Problem to work on: Find every line in the records below that holds the word "phase", and copy it out.

>> Start Items

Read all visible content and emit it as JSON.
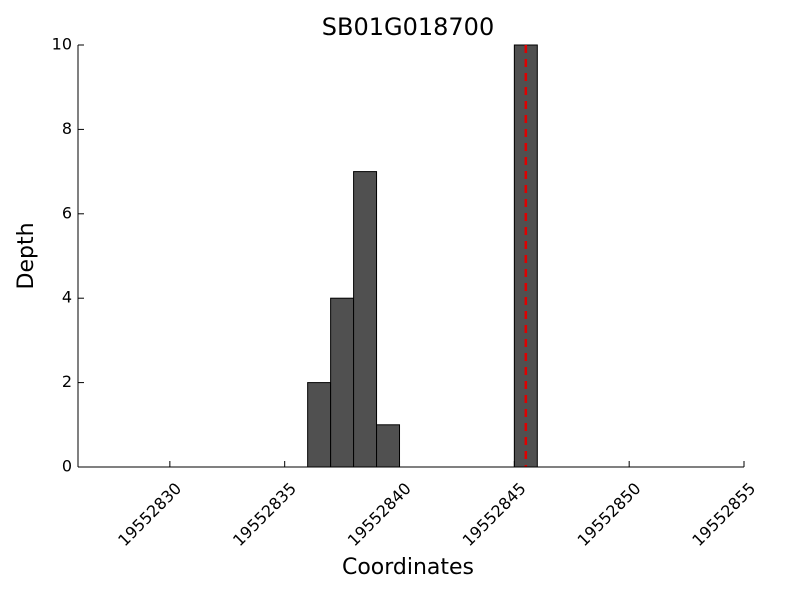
{
  "chart_data": {
    "type": "histogram",
    "title": "SB01G018700",
    "x_label": "Coordinates",
    "y_label": "Depth",
    "bins": [
      19552836,
      19552837,
      19552838,
      19552839,
      19552840,
      19552841,
      19552842,
      19552843,
      19552844,
      19552845,
      19552846
    ],
    "values": [
      2,
      4,
      7,
      1,
      0,
      0,
      0,
      0,
      0,
      10
    ],
    "color": "#505050",
    "xlim": [
      19552826,
      19552855
    ],
    "xticks": [
      19552830,
      19552835,
      19552840,
      19552845,
      19552850,
      19552855
    ],
    "ylim": [
      0,
      10
    ],
    "yticks": [
      0,
      2,
      4,
      6,
      8,
      10
    ],
    "vline": 19552845.5,
    "vline_color": "#e00000",
    "grid": false
  }
}
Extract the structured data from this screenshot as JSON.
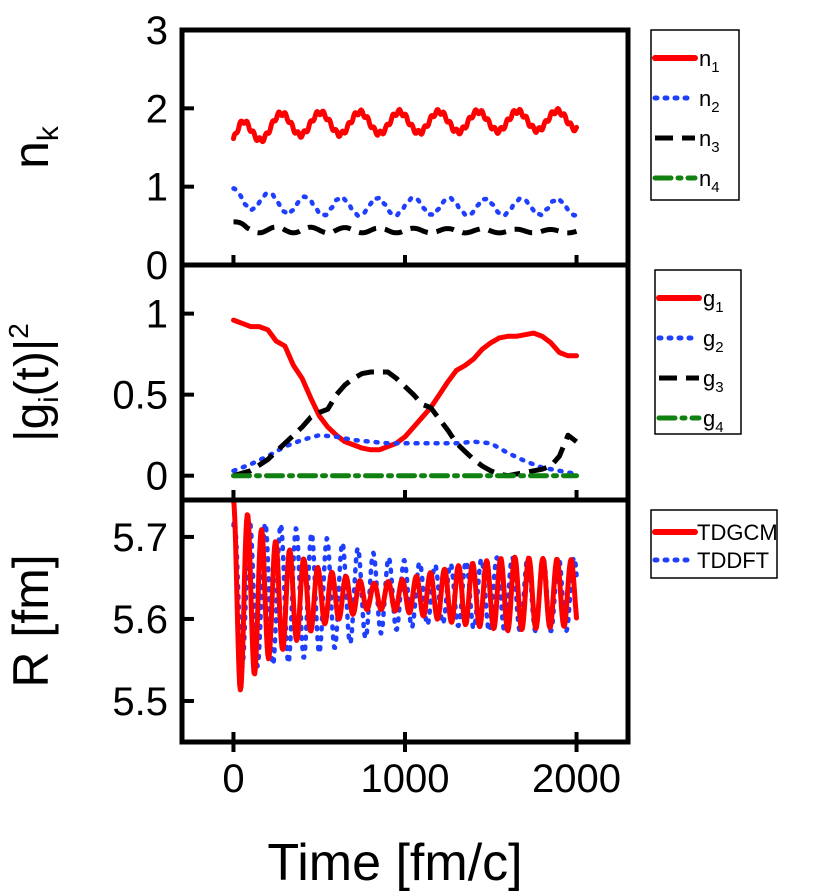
{
  "chart_data": [
    {
      "type": "line",
      "ylabel": "nk",
      "ylim": [
        0,
        3
      ],
      "yticks": [
        "0",
        "1",
        "2",
        "3"
      ],
      "xlim": [
        -300,
        2300
      ],
      "legend": [
        {
          "base": "n",
          "sub": "1",
          "color": "#ff0000",
          "style": "solid"
        },
        {
          "base": "n",
          "sub": "2",
          "color": "#1f3fff",
          "style": "dotted"
        },
        {
          "base": "n",
          "sub": "3",
          "color": "#000000",
          "style": "dashed"
        },
        {
          "base": "n",
          "sub": "4",
          "color": "#108010",
          "style": "dashdot"
        }
      ],
      "series": [
        {
          "key": "n1",
          "kind": "osc",
          "t0": 0,
          "t1": 2000,
          "base": [
            [
              0,
              1.55
            ],
            [
              60,
              1.7
            ],
            [
              300,
              1.8
            ],
            [
              2000,
              1.85
            ]
          ],
          "amp": [
            [
              0,
              0.15
            ],
            [
              2000,
              0.12
            ]
          ],
          "period": 230,
          "phase": 0.3,
          "jitter": 0.03,
          "color": "#ff0000",
          "style": "solid"
        },
        {
          "key": "n2",
          "kind": "osc",
          "t0": 0,
          "t1": 2000,
          "base": [
            [
              0,
              0.85
            ],
            [
              400,
              0.75
            ],
            [
              2000,
              0.74
            ]
          ],
          "amp": [
            [
              0,
              0.12
            ],
            [
              2000,
              0.1
            ]
          ],
          "period": 210,
          "phase": 1.6,
          "jitter": 0.01,
          "color": "#1f3fff",
          "style": "dotted"
        },
        {
          "key": "n3",
          "kind": "osc",
          "t0": 0,
          "t1": 2000,
          "base": [
            [
              0,
              0.55
            ],
            [
              80,
              0.45
            ],
            [
              2000,
              0.43
            ]
          ],
          "amp": [
            [
              0,
              0.04
            ],
            [
              2000,
              0.02
            ]
          ],
          "period": 200,
          "phase": 0.0,
          "jitter": 0.0,
          "color": "#000000",
          "style": "dashed"
        },
        {
          "key": "n4",
          "kind": "osc",
          "t0": 0,
          "t1": 2000,
          "base": [
            [
              0,
              0.0
            ],
            [
              2000,
              0.0
            ]
          ],
          "amp": [
            [
              0,
              0.0
            ],
            [
              2000,
              0.0
            ]
          ],
          "period": 200,
          "phase": 0.0,
          "jitter": 0.0,
          "color": "#108010",
          "style": "dashdot"
        }
      ]
    },
    {
      "type": "line",
      "ylabel": "|gi(t)|2",
      "ylim": [
        -0.15,
        1.3
      ],
      "yticks": [
        "0",
        "0.5",
        "1"
      ],
      "xlim": [
        -300,
        2300
      ],
      "legend": [
        {
          "base": "g",
          "sub": "1",
          "color": "#ff0000",
          "style": "solid"
        },
        {
          "base": "g",
          "sub": "2",
          "color": "#1f3fff",
          "style": "dotted"
        },
        {
          "base": "g",
          "sub": "3",
          "color": "#000000",
          "style": "dashed"
        },
        {
          "base": "g",
          "sub": "4",
          "color": "#108010",
          "style": "dashdot"
        }
      ],
      "series": [
        {
          "key": "g1",
          "kind": "points",
          "color": "#ff0000",
          "style": "solid",
          "points": [
            [
              0,
              0.96
            ],
            [
              50,
              0.94
            ],
            [
              100,
              0.92
            ],
            [
              150,
              0.92
            ],
            [
              200,
              0.9
            ],
            [
              250,
              0.83
            ],
            [
              300,
              0.8
            ],
            [
              350,
              0.68
            ],
            [
              400,
              0.6
            ],
            [
              450,
              0.48
            ],
            [
              500,
              0.37
            ],
            [
              550,
              0.3
            ],
            [
              600,
              0.25
            ],
            [
              650,
              0.21
            ],
            [
              700,
              0.19
            ],
            [
              750,
              0.17
            ],
            [
              800,
              0.16
            ],
            [
              850,
              0.16
            ],
            [
              900,
              0.18
            ],
            [
              950,
              0.2
            ],
            [
              1000,
              0.24
            ],
            [
              1050,
              0.3
            ],
            [
              1100,
              0.36
            ],
            [
              1150,
              0.42
            ],
            [
              1200,
              0.5
            ],
            [
              1250,
              0.58
            ],
            [
              1300,
              0.65
            ],
            [
              1350,
              0.68
            ],
            [
              1400,
              0.72
            ],
            [
              1450,
              0.78
            ],
            [
              1500,
              0.82
            ],
            [
              1550,
              0.85
            ],
            [
              1600,
              0.86
            ],
            [
              1650,
              0.86
            ],
            [
              1700,
              0.87
            ],
            [
              1750,
              0.88
            ],
            [
              1800,
              0.86
            ],
            [
              1850,
              0.82
            ],
            [
              1900,
              0.76
            ],
            [
              1950,
              0.74
            ],
            [
              2000,
              0.74
            ]
          ]
        },
        {
          "key": "g2",
          "kind": "points",
          "color": "#1f3fff",
          "style": "dotted",
          "points": [
            [
              0,
              0.03
            ],
            [
              100,
              0.07
            ],
            [
              200,
              0.12
            ],
            [
              300,
              0.18
            ],
            [
              400,
              0.22
            ],
            [
              500,
              0.25
            ],
            [
              600,
              0.24
            ],
            [
              700,
              0.22
            ],
            [
              800,
              0.21
            ],
            [
              900,
              0.2
            ],
            [
              1000,
              0.2
            ],
            [
              1100,
              0.2
            ],
            [
              1200,
              0.2
            ],
            [
              1300,
              0.2
            ],
            [
              1400,
              0.21
            ],
            [
              1500,
              0.2
            ],
            [
              1600,
              0.14
            ],
            [
              1700,
              0.09
            ],
            [
              1800,
              0.05
            ],
            [
              1900,
              0.03
            ],
            [
              2000,
              0.01
            ]
          ]
        },
        {
          "key": "g3",
          "kind": "points",
          "color": "#000000",
          "style": "dashed",
          "points": [
            [
              0,
              0.0
            ],
            [
              100,
              0.03
            ],
            [
              200,
              0.1
            ],
            [
              300,
              0.2
            ],
            [
              400,
              0.3
            ],
            [
              450,
              0.36
            ],
            [
              500,
              0.39
            ],
            [
              550,
              0.41
            ],
            [
              600,
              0.5
            ],
            [
              650,
              0.56
            ],
            [
              700,
              0.6
            ],
            [
              750,
              0.63
            ],
            [
              800,
              0.64
            ],
            [
              850,
              0.64
            ],
            [
              900,
              0.64
            ],
            [
              950,
              0.6
            ],
            [
              1000,
              0.55
            ],
            [
              1050,
              0.5
            ],
            [
              1100,
              0.44
            ],
            [
              1150,
              0.42
            ],
            [
              1200,
              0.35
            ],
            [
              1250,
              0.28
            ],
            [
              1300,
              0.2
            ],
            [
              1350,
              0.15
            ],
            [
              1400,
              0.1
            ],
            [
              1450,
              0.06
            ],
            [
              1500,
              0.03
            ],
            [
              1550,
              0.01
            ],
            [
              1600,
              0.0
            ],
            [
              1700,
              0.02
            ],
            [
              1800,
              0.04
            ],
            [
              1850,
              0.06
            ],
            [
              1900,
              0.12
            ],
            [
              1950,
              0.25
            ],
            [
              2000,
              0.21
            ]
          ]
        },
        {
          "key": "g4",
          "kind": "points",
          "color": "#108010",
          "style": "dashdot",
          "points": [
            [
              0,
              0.0
            ],
            [
              2000,
              0.0
            ]
          ]
        }
      ]
    },
    {
      "type": "line",
      "ylabel": "R [fm]",
      "xlabel": "Time [fm/c]",
      "ylim": [
        5.45,
        5.745
      ],
      "yticks": [
        "5.5",
        "5.6",
        "5.7"
      ],
      "xticks": [
        "0",
        "1000",
        "2000"
      ],
      "xtick_values": [
        0,
        1000,
        2000
      ],
      "xlim": [
        -300,
        2300
      ],
      "legend": [
        {
          "base": "TDGCM",
          "sub": "",
          "color": "#ff0000",
          "style": "solid"
        },
        {
          "base": "TDDFT",
          "sub": "",
          "color": "#1f3fff",
          "style": "dotted"
        }
      ],
      "series": [
        {
          "key": "tddft",
          "kind": "osc",
          "t0": 0,
          "t1": 2000,
          "base": [
            [
              0,
              5.63
            ],
            [
              2000,
              5.63
            ]
          ],
          "amp": [
            [
              0,
              0.09
            ],
            [
              300,
              0.085
            ],
            [
              900,
              0.045
            ],
            [
              1200,
              0.035
            ],
            [
              1500,
              0.045
            ],
            [
              2000,
              0.045
            ]
          ],
          "period": 90,
          "phase": 1.2,
          "jitter": 0.0,
          "color": "#1f3fff",
          "style": "dotted"
        },
        {
          "key": "tdgcm",
          "kind": "osc",
          "t0": 0,
          "t1": 2000,
          "base": [
            [
              0,
              5.625
            ],
            [
              2000,
              5.632
            ]
          ],
          "amp": [
            [
              0,
              0.12
            ],
            [
              50,
              0.11
            ],
            [
              200,
              0.075
            ],
            [
              500,
              0.035
            ],
            [
              800,
              0.015
            ],
            [
              1000,
              0.02
            ],
            [
              1300,
              0.035
            ],
            [
              1600,
              0.045
            ],
            [
              2000,
              0.04
            ]
          ],
          "period": 82,
          "phase": 1.57,
          "jitter": 0.0,
          "color": "#ff0000",
          "style": "solid"
        }
      ]
    }
  ]
}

>> End Items

Answer below:
          "phase": 0.3,
          "phase": 1.6,
          "phase": 0.0,
          "phase": 0.0,
          "phase": 1.2,
          "phase": 1.57,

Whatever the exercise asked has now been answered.